== STATED PROBLEM ==
Quote the records below in full, exactly as given, with the images taken out.

== Records ==
┌──
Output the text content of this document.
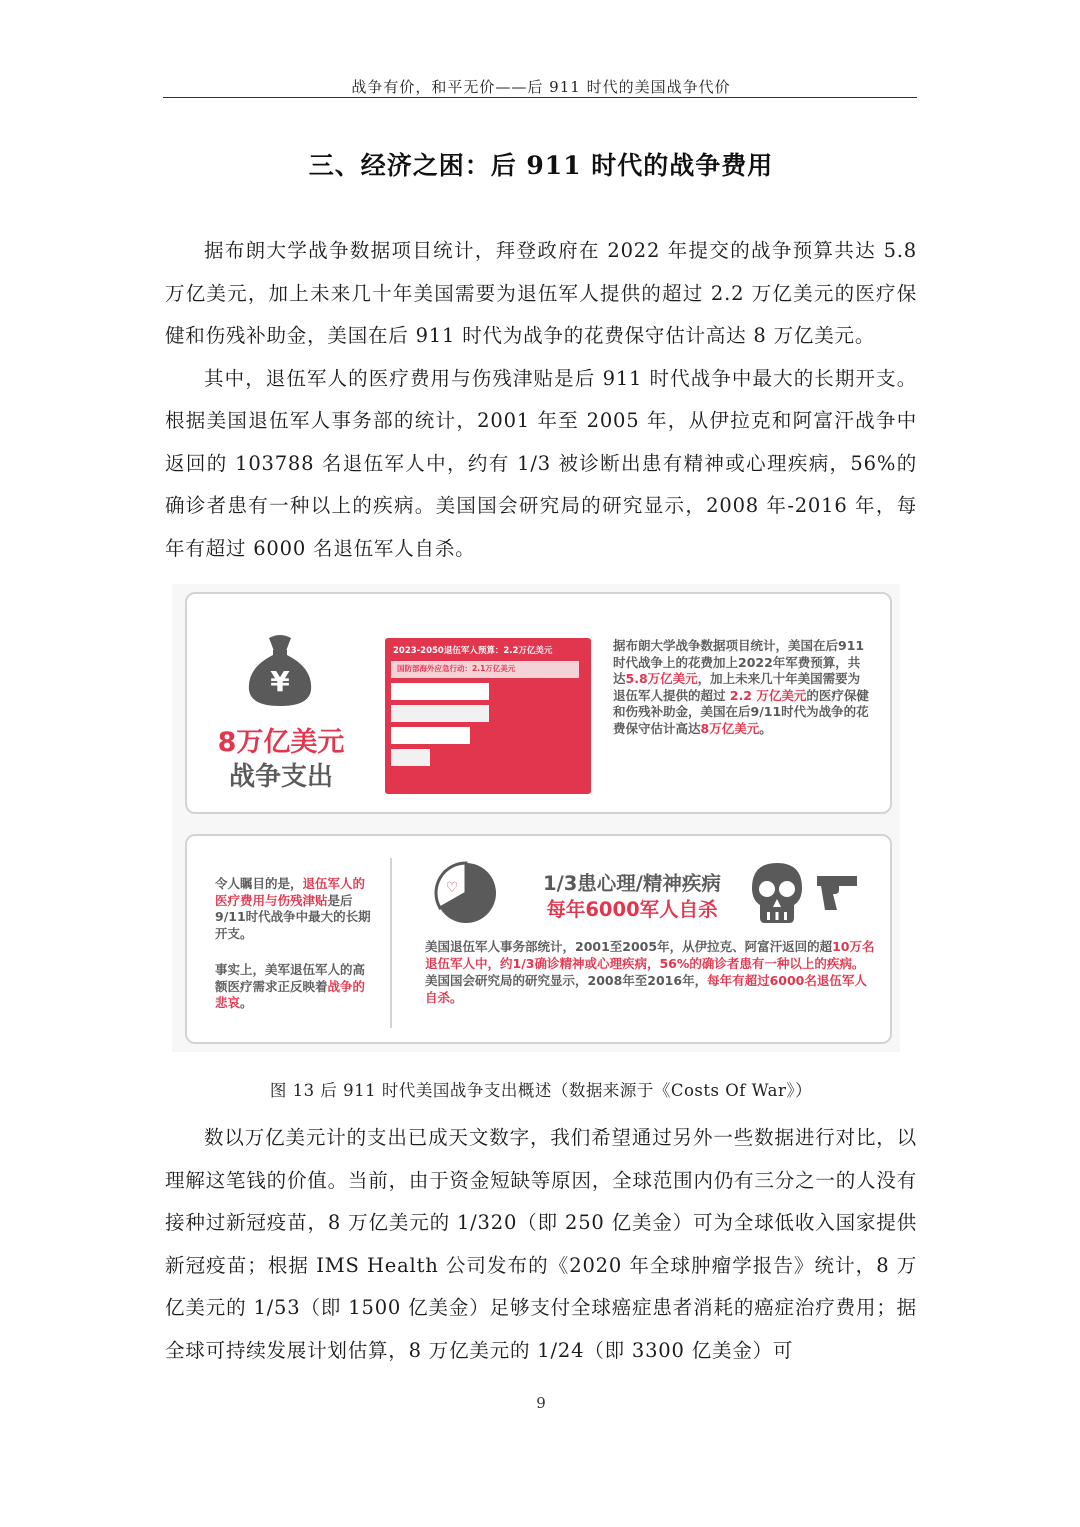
战争有价，和平无价——后 911 时代的美国战争代价
三、经济之困：后 911 时代的战争费用

据布朗大学战争数据项目统计，拜登政府在 2022 年提交的战争预算共达 5.8 万亿美元，加上未来几十年美国需要为退伍军人提供的超过 2.2 万亿美元的医疗保健和伤残补助金，美国在后 911 时代为战争的花费保守估计高达 8 万亿美元。

其中，退伍军人的医疗费用与伤残津贴是后 911 时代战争中最大的长期开支。根据美国退伍军人事务部的统计，2001 年至 2005 年，从伊拉克和阿富汗战争中返回的 103788 名退伍军人中，约有 1/3 被诊断出患有精神或心理疾病，56%的确诊者患有一种以上的疾病。美国国会研究局的研究显示，2008 年-2016 年，每年有超过 6000 名退伍军人自杀。

¥
8万亿美元
战争支出
2023-2050退伍军人预算：2.2万亿美元
国防部海外应急行动：2.1万亿美元
据布朗大学战争数据项目统计，美国在后911时代战争上的花费加上2022年军费预算，共达5.8万亿美元，加上未来几十年美国需要为退伍军人提供的超过 2.2 万亿美元的医疗保健和伤残补助金，美国在后9/11时代为战争的花费保守估计高达8万亿美元。
令人瞩目的是，退伍军人的医疗费用与伤残津贴是后9/11时代战争中最大的长期开支。
事实上，美军退伍军人的高额医疗需求正反映着战争的悲哀。
♡	1/3患心理/精神疾病
每年6000军人自杀
美国退伍军人事务部统计，2001至2005年，从伊拉克、阿富汗返回的超10万名退伍军人中，约1/3确诊精神或心理疾病，56%的确诊者患有一种以上的疾病。美国国会研究局的研究显示，2008年至2016年，每年有超过6000名退伍军人自杀。
图 13 后 911 时代美国战争支出概述（数据来源于《Costs Of War》）

数以万亿美元计的支出已成天文数字，我们希望通过另外一些数据进行对比，以理解这笔钱的价值。当前，由于资金短缺等原因，全球范围内仍有三分之一的人没有接种过新冠疫苗，8 万亿美元的 1/320（即 250 亿美金）可为全球低收入国家提供新冠疫苗；根据 IMS Health 公司发布的《2020 年全球肿瘤学报告》统计，8 万亿美元的 1/53（即 1500 亿美金）足够支付全球癌症患者消耗的癌症治疗费用；据全球可持续发展计划估算，8 万亿美元的 1/24（即 3300 亿美金）可

9
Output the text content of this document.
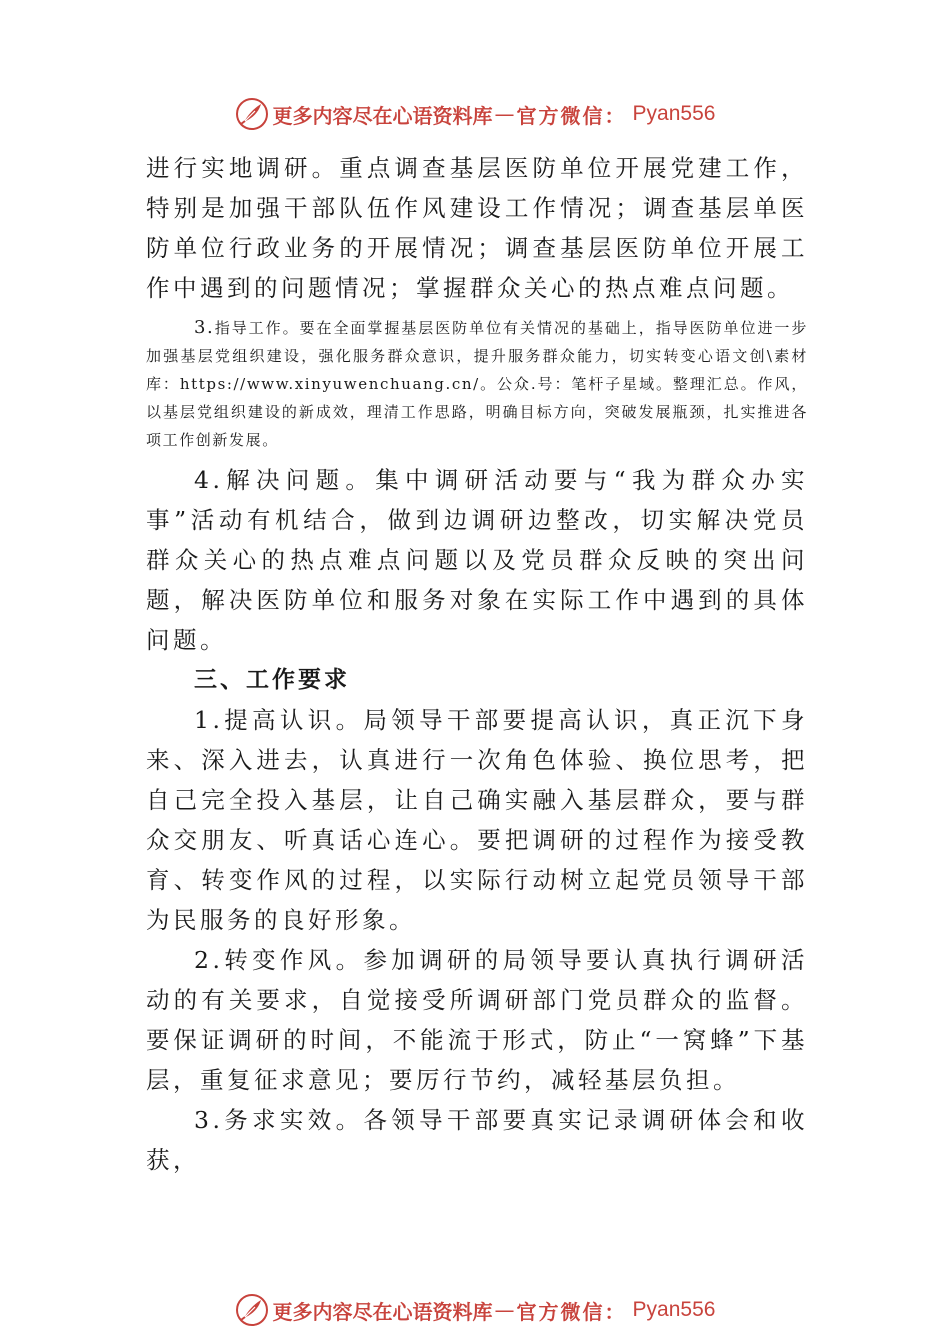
更多内容尽在心语资料库 — 官方微信： Pyan556

进行实地调研。重点调查基层医防单位开展党建工作，特别是加强干部队伍作风建设工作情况；调查基层单医防单位行政业务的开展情况；调查基层医防单位开展工作中遇到的问题情况；掌握群众关心的热点难点问题。

3.指导工作。要在全面掌握基层医防单位有关情况的基础上，指导医防单位进一步加强基层党组织建设，强化服务群众意识，提升服务群众能力，切实转变心语文创\素材库：https://www.xinyuwenchuang.cn/。公众.号：笔杆子星域。整理汇总。作风，以基层党组织建设的新成效，理清工作思路，明确目标方向，突破发展瓶颈，扎实推进各项工作创新发展。

4.解决问题。集中调研活动要与“我为群众办实事”活动有机结合，做到边调研边整改，切实解决党员群众关心的热点难点问题以及党员群众反映的突出问题，解决医防单位和服务对象在实际工作中遇到的具体问题。

三、工作要求

1.提高认识。局领导干部要提高认识，真正沉下身来、深入进去，认真进行一次角色体验、换位思考，把自己完全投入基层，让自己确实融入基层群众，要与群众交朋友、听真话心连心。要把调研的过程作为接受教育、转变作风的过程，以实际行动树立起党员领导干部为民服务的良好形象。

2.转变作风。参加调研的局领导要认真执行调研活动的有关要求，自觉接受所调研部门党员群众的监督。要保证调研的时间，不能流于形式，防止“一窝蜂”下基层，重复征求意见；要厉行节约，减轻基层负担。

3.务求实效。各领导干部要真实记录调研体会和收获，

更多内容尽在心语资料库 — 官方微信： Pyan556
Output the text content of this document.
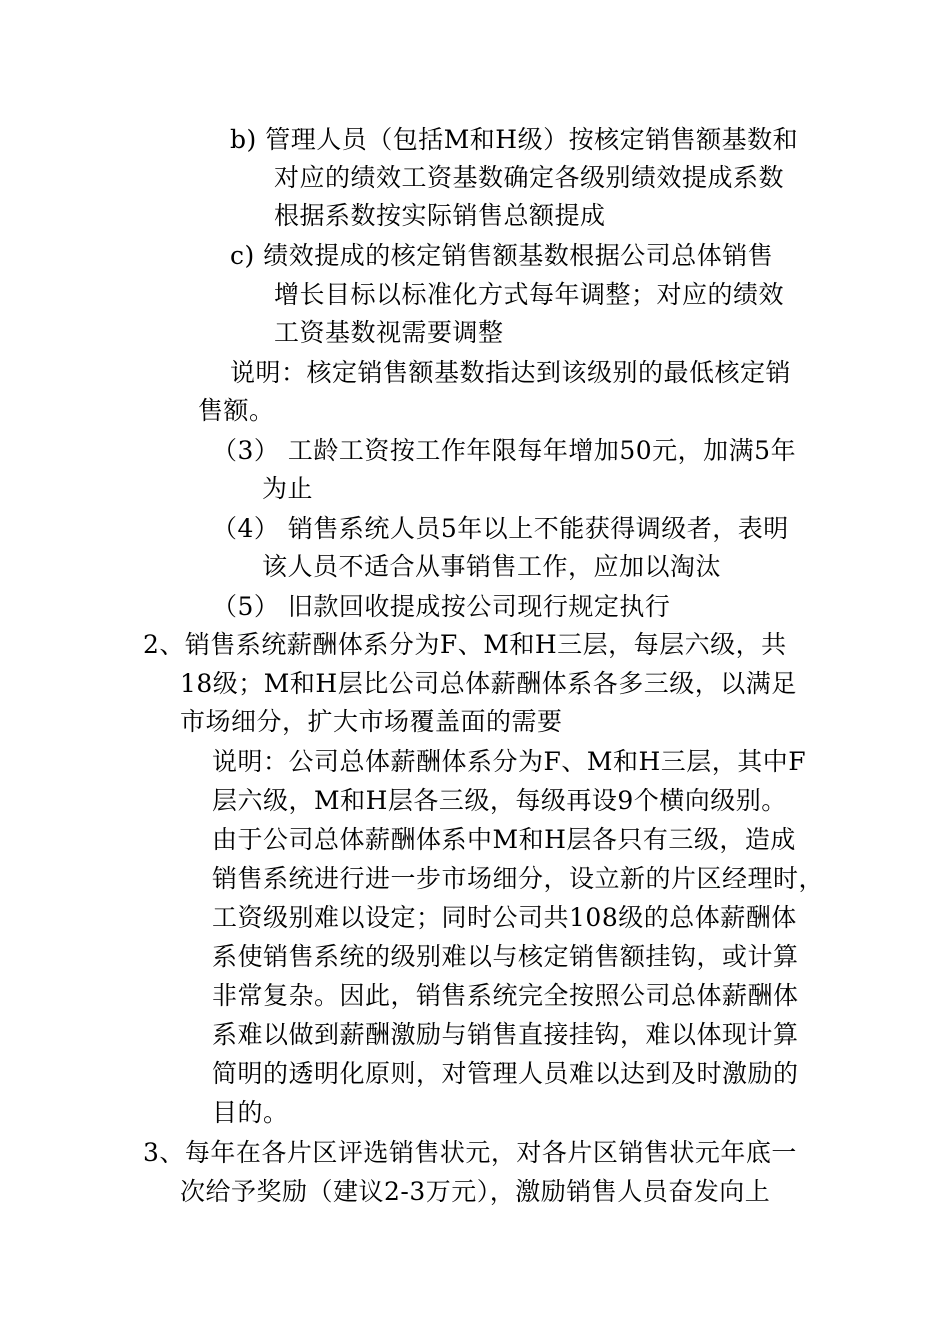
b) 管理人员（包括M和H级）按核定销售额基数和
对应的绩效工资基数确定各级别绩效提成系数
根据系数按实际销售总额提成
c) 绩效提成的核定销售额基数根据公司总体销售
增长目标以标准化方式每年调整；对应的绩效
工资基数视需要调整
说明：核定销售额基数指达到该级别的最低核定销
售额。
（3） 工龄工资按工作年限每年增加50元，加满5年
为止
（4） 销售系统人员5年以上不能获得调级者，表明
该人员不适合从事销售工作，应加以淘汰
（5） 旧款回收提成按公司现行规定执行
2、销售系统薪酬体系分为F、M和H三层，每层六级，共
18级；M和H层比公司总体薪酬体系各多三级，以满足
市场细分，扩大市场覆盖面的需要
说明：公司总体薪酬体系分为F、M和H三层，其中F
层六级，M和H层各三级，每级再设9个横向级别。
由于公司总体薪酬体系中M和H层各只有三级，造成
销售系统进行进一步市场细分，设立新的片区经理时，
工资级别难以设定；同时公司共108级的总体薪酬体
系使销售系统的级别难以与核定销售额挂钩，或计算
非常复杂。因此，销售系统完全按照公司总体薪酬体
系难以做到薪酬激励与销售直接挂钩，难以体现计算
简明的透明化原则，对管理人员难以达到及时激励的
目的。
3、每年在各片区评选销售状元，对各片区销售状元年底一
次给予奖励（建议2-3万元），激励销售人员奋发向上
└──
== THE ANSWER ==
Output the text content of this document.
战争有价，和平无价——后 911 时代的美国战争代价
三、经济之困：后 911 时代的战争费用

据布朗大学战争数据项目统计，拜登政府在 2022 年提交的战争预算共达 5.8 万亿美元，加上未来几十年美国需要为退伍军人提供的超过 2.2 万亿美元的医疗保健和伤残补助金，美国在后 911 时代为战争的花费保守估计高达 8 万亿美元。

其中，退伍军人的医疗费用与伤残津贴是后 911 时代战争中最大的长期开支。根据美国退伍军人事务部的统计，2001 年至 2005 年，从伊拉克和阿富汗战争中返回的 103788 名退伍军人中，约有 1/3 被诊断出患有精神或心理疾病，56%的确诊者患有一种以上的疾病。美国国会研究局的研究显示，2008 年-2016 年，每年有超过 6000 名退伍军人自杀。

¥
8万亿美元
战争支出
2023-2050退伍军人预算：2.2万亿美元
国防部海外应急行动：2.1万亿美元
据布朗大学战争数据项目统计，美国在后911时代战争上的花费加上2022年军费预算，共达5.8万亿美元，加上未来几十年美国需要为退伍军人提供的超过 2.2 万亿美元的医疗保健和伤残补助金，美国在后9/11时代为战争的花费保守估计高达8万亿美元。
令人瞩目的是，退伍军人的医疗费用与伤残津贴是后9/11时代战争中最大的长期开支。
事实上，美军退伍军人的高额医疗需求正反映着战争的悲哀。
♡	1/3患心理/精神疾病
每年6000军人自杀
美国退伍军人事务部统计，2001至2005年，从伊拉克、阿富汗返回的超10万名退伍军人中，约1/3确诊精神或心理疾病，56%的确诊者患有一种以上的疾病。美国国会研究局的研究显示，2008年至2016年，每年有超过6000名退伍军人自杀。
图 13 后 911 时代美国战争支出概述（数据来源于《Costs Of War》）

数以万亿美元计的支出已成天文数字，我们希望通过另外一些数据进行对比，以理解这笔钱的价值。当前，由于资金短缺等原因，全球范围内仍有三分之一的人没有接种过新冠疫苗，8 万亿美元的 1/320（即 250 亿美金）可为全球低收入国家提供新冠疫苗；根据 IMS Health 公司发布的《2020 年全球肿瘤学报告》统计，8 万亿美元的 1/53（即 1500 亿美金）足够支付全球癌症患者消耗的癌症治疗费用；据全球可持续发展计划估算，8 万亿美元的 1/24（即 3300 亿美金）可

9
Output the text content of this document.
更多内容尽在心语资料库 — 官方微信： Pyan556

进行实地调研。重点调查基层医防单位开展党建工作，特别是加强干部队伍作风建设工作情况；调查基层单医防单位行政业务的开展情况；调查基层医防单位开展工作中遇到的问题情况；掌握群众关心的热点难点问题。

3.指导工作。要在全面掌握基层医防单位有关情况的基础上，指导医防单位进一步加强基层党组织建设，强化服务群众意识，提升服务群众能力，切实转变心语文创\素材库：https://www.xinyuwenchuang.cn/。公众.号：笔杆子星域。整理汇总。作风，以基层党组织建设的新成效，理清工作思路，明确目标方向，突破发展瓶颈，扎实推进各项工作创新发展。

4.解决问题。集中调研活动要与“我为群众办实事”活动有机结合，做到边调研边整改，切实解决党员群众关心的热点难点问题以及党员群众反映的突出问题，解决医防单位和服务对象在实际工作中遇到的具体问题。

三、工作要求

1.提高认识。局领导干部要提高认识，真正沉下身来、深入进去，认真进行一次角色体验、换位思考，把自己完全投入基层，让自己确实融入基层群众，要与群众交朋友、听真话心连心。要把调研的过程作为接受教育、转变作风的过程，以实际行动树立起党员领导干部为民服务的良好形象。

2.转变作风。参加调研的局领导要认真执行调研活动的有关要求，自觉接受所调研部门党员群众的监督。要保证调研的时间，不能流于形式，防止“一窝蜂”下基层，重复征求意见；要厉行节约，减轻基层负担。

3.务求实效。各领导干部要真实记录调研体会和收获，

更多内容尽在心语资料库 — 官方微信： Pyan556
Output the text content of this document.
b) 管理人员（包括M和H级）按核定销售额基数和
对应的绩效工资基数确定各级别绩效提成系数
根据系数按实际销售总额提成
c) 绩效提成的核定销售额基数根据公司总体销售
增长目标以标准化方式每年调整；对应的绩效
工资基数视需要调整
说明：核定销售额基数指达到该级别的最低核定销
售额。
（3） 工龄工资按工作年限每年增加50元，加满5年
为止
（4） 销售系统人员5年以上不能获得调级者，表明
该人员不适合从事销售工作，应加以淘汰
（5） 旧款回收提成按公司现行规定执行
2、销售系统薪酬体系分为F、M和H三层，每层六级，共
18级；M和H层比公司总体薪酬体系各多三级，以满足
市场细分，扩大市场覆盖面的需要
说明：公司总体薪酬体系分为F、M和H三层，其中F
层六级，M和H层各三级，每级再设9个横向级别。
由于公司总体薪酬体系中M和H层各只有三级，造成
销售系统进行进一步市场细分，设立新的片区经理时，
工资级别难以设定；同时公司共108级的总体薪酬体
系使销售系统的级别难以与核定销售额挂钩，或计算
非常复杂。因此，销售系统完全按照公司总体薪酬体
系难以做到薪酬激励与销售直接挂钩，难以体现计算
简明的透明化原则，对管理人员难以达到及时激励的
目的。
3、每年在各片区评选销售状元，对各片区销售状元年底一
次给予奖励（建议2-3万元），激励销售人员奋发向上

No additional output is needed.